#### MATERIAL FOR THIS EXERCISE

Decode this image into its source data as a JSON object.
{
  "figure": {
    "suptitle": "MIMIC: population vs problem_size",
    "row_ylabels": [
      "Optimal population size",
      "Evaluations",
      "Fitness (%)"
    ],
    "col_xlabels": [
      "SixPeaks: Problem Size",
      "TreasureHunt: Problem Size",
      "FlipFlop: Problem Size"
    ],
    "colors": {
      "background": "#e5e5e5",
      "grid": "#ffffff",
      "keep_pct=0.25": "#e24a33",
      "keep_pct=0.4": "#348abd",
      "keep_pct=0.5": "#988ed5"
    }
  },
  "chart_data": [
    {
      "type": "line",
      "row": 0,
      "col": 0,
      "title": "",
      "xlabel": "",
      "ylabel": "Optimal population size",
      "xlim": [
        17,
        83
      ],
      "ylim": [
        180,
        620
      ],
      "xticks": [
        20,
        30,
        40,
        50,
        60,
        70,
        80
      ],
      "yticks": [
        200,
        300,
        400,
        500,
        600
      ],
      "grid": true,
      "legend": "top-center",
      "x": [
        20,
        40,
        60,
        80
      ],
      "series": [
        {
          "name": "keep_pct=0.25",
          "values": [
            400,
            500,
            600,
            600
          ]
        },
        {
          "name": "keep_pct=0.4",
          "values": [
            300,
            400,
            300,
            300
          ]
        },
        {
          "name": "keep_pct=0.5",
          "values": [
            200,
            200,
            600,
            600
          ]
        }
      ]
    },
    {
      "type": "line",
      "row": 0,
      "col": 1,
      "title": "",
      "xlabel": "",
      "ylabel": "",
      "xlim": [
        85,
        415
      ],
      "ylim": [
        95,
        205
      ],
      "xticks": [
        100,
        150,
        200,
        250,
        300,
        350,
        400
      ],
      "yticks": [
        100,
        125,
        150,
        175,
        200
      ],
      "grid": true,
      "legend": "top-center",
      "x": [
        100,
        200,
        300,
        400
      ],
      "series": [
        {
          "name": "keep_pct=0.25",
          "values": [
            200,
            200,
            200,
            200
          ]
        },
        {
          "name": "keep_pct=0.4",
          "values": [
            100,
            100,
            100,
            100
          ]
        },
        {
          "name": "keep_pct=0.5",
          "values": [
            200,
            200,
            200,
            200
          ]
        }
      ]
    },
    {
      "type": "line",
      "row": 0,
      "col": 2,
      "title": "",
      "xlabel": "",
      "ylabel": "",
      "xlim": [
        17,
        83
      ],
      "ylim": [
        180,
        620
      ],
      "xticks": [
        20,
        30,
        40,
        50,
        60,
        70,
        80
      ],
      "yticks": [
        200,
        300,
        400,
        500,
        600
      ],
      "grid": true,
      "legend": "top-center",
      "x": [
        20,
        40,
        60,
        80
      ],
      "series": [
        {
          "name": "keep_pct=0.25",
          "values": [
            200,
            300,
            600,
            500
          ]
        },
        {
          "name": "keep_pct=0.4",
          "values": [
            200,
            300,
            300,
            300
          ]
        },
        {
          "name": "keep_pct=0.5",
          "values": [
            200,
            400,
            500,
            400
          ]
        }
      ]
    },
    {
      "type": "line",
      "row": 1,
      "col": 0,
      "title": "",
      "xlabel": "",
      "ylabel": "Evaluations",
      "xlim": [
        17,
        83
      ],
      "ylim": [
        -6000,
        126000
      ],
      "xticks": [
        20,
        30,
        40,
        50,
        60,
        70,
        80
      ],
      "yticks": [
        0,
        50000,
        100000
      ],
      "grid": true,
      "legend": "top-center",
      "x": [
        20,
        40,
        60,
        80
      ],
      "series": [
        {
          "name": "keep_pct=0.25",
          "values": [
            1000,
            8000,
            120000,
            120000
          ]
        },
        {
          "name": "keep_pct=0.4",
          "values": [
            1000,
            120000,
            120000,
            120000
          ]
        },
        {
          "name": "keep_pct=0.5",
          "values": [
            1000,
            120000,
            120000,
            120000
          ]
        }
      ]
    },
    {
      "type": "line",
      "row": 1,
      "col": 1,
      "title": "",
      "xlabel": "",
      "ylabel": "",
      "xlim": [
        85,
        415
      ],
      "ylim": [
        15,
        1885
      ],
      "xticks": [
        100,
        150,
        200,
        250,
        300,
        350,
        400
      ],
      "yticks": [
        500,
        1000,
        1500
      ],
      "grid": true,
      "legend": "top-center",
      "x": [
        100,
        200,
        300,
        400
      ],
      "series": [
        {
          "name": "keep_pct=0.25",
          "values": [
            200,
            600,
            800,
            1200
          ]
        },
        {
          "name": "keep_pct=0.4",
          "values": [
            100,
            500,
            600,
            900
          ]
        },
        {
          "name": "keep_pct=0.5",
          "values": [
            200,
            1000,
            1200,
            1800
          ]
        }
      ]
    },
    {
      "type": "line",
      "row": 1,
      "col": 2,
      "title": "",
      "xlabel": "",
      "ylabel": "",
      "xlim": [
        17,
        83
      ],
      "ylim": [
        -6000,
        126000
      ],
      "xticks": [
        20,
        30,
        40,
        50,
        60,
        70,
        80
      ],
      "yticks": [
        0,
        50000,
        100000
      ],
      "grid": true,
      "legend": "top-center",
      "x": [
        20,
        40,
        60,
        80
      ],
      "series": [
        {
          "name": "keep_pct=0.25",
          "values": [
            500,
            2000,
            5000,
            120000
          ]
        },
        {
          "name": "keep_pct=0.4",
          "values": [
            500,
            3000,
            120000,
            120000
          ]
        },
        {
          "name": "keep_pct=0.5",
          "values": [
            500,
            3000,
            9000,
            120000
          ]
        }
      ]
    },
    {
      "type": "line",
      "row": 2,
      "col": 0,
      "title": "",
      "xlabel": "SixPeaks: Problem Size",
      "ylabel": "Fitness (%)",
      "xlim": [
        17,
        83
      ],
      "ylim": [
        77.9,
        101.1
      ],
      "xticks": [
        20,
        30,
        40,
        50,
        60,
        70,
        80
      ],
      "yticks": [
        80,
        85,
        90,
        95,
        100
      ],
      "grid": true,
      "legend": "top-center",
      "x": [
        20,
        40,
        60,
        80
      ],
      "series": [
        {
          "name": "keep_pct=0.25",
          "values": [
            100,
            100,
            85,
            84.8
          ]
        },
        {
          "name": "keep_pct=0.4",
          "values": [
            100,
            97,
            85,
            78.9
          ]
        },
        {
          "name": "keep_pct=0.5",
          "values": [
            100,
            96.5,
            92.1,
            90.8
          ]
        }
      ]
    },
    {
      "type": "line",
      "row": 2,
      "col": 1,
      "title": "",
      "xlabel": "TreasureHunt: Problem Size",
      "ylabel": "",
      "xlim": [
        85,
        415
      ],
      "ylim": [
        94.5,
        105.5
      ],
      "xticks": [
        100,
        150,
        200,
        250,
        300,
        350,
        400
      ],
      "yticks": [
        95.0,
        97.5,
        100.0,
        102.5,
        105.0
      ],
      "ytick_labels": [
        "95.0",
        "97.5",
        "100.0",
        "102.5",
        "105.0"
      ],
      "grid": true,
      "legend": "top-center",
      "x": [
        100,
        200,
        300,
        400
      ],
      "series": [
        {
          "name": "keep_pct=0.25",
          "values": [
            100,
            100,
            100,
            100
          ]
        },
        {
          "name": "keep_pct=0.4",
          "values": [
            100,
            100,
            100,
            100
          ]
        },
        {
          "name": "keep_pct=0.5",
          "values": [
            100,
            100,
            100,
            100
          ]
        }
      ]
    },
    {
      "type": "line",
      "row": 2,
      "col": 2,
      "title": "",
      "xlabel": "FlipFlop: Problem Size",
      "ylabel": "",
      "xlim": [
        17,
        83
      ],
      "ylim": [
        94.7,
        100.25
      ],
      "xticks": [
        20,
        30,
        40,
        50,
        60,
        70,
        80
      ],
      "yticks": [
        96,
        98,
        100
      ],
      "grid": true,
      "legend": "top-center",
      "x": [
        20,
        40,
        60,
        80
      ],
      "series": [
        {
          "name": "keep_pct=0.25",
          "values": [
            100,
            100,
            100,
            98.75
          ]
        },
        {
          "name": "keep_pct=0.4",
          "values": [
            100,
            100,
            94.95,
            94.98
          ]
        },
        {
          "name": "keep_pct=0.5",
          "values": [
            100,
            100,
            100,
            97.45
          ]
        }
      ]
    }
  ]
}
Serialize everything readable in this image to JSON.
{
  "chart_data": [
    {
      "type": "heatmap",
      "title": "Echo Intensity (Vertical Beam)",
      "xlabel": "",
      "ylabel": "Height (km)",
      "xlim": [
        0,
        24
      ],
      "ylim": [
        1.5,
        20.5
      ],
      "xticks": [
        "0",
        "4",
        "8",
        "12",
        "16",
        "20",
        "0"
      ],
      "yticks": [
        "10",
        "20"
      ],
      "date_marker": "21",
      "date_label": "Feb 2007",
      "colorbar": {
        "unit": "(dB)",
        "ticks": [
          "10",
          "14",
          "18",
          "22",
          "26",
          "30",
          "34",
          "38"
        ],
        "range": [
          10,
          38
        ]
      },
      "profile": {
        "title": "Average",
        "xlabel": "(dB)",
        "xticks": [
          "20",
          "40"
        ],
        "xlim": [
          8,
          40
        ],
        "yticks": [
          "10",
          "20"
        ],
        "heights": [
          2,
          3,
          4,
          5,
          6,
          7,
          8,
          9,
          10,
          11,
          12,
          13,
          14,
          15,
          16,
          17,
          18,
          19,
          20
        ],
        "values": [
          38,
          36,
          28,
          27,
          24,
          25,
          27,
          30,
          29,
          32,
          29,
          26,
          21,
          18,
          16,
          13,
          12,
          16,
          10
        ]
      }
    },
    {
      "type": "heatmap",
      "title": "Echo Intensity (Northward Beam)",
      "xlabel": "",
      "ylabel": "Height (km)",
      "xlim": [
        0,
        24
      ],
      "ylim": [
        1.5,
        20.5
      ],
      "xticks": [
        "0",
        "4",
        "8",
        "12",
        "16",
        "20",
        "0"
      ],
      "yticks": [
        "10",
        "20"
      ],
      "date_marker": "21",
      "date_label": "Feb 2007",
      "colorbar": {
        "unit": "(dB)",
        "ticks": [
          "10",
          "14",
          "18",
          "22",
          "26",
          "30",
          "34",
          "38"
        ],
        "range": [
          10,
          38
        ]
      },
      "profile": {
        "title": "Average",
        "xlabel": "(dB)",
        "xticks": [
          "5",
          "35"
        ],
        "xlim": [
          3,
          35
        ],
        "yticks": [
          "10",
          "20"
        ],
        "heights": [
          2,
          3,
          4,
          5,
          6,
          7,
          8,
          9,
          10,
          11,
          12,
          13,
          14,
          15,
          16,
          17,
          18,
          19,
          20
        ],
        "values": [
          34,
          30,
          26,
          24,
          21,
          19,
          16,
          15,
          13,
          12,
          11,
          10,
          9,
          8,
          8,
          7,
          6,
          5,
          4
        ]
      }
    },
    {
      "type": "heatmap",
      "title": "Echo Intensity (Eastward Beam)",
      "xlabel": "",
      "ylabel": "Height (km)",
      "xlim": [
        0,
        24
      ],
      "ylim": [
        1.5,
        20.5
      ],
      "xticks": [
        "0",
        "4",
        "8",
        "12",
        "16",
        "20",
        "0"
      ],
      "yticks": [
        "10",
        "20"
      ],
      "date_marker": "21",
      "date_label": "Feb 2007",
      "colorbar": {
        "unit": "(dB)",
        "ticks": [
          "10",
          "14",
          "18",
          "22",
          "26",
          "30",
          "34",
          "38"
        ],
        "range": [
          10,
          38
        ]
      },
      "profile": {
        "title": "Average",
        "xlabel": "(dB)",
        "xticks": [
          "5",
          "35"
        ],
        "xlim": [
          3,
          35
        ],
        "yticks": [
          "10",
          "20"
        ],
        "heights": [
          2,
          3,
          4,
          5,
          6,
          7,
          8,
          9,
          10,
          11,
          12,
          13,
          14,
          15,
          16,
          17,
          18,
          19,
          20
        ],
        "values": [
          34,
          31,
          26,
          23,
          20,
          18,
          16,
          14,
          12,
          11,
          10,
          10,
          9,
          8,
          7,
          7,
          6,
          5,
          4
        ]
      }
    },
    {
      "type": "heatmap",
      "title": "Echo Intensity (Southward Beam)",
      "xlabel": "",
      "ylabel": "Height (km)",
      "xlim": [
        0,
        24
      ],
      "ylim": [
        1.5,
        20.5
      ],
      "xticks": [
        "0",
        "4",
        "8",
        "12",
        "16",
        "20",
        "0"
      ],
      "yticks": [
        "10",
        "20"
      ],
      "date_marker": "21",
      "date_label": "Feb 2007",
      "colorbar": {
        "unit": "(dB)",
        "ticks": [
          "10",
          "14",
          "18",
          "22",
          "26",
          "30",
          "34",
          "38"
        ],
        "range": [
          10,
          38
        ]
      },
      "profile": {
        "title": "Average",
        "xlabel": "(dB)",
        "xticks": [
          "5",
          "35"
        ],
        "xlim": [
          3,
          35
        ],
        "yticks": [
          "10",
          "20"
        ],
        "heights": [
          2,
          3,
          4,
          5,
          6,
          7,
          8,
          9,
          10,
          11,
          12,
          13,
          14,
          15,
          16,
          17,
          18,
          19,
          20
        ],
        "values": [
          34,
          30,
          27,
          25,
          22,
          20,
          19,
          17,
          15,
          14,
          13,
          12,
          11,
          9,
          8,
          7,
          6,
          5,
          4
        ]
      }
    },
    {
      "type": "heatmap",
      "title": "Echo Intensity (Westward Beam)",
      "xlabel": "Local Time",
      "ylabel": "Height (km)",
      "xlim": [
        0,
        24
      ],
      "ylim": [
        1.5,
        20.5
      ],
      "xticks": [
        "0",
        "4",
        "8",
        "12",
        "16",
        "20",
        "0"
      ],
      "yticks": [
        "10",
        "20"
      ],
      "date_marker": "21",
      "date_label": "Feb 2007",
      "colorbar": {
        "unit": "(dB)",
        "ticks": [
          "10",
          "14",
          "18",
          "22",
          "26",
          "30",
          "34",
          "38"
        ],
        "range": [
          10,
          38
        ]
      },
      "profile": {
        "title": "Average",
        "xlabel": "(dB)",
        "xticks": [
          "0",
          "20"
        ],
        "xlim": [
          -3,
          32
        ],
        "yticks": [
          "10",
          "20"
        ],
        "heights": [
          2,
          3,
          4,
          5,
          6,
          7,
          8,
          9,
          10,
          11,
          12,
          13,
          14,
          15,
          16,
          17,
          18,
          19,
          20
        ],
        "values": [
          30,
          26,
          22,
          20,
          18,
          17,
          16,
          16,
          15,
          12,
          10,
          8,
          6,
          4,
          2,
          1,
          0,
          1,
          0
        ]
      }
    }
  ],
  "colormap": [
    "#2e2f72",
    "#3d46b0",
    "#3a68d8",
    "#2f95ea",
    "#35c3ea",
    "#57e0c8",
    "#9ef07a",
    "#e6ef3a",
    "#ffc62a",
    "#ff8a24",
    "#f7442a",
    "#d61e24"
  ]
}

########

Show the lines of the data that hold the word "population".

    "suptitle": "MIMIC: population vs problem_size",
      "Optimal population size",
      "ylabel": "Optimal population size",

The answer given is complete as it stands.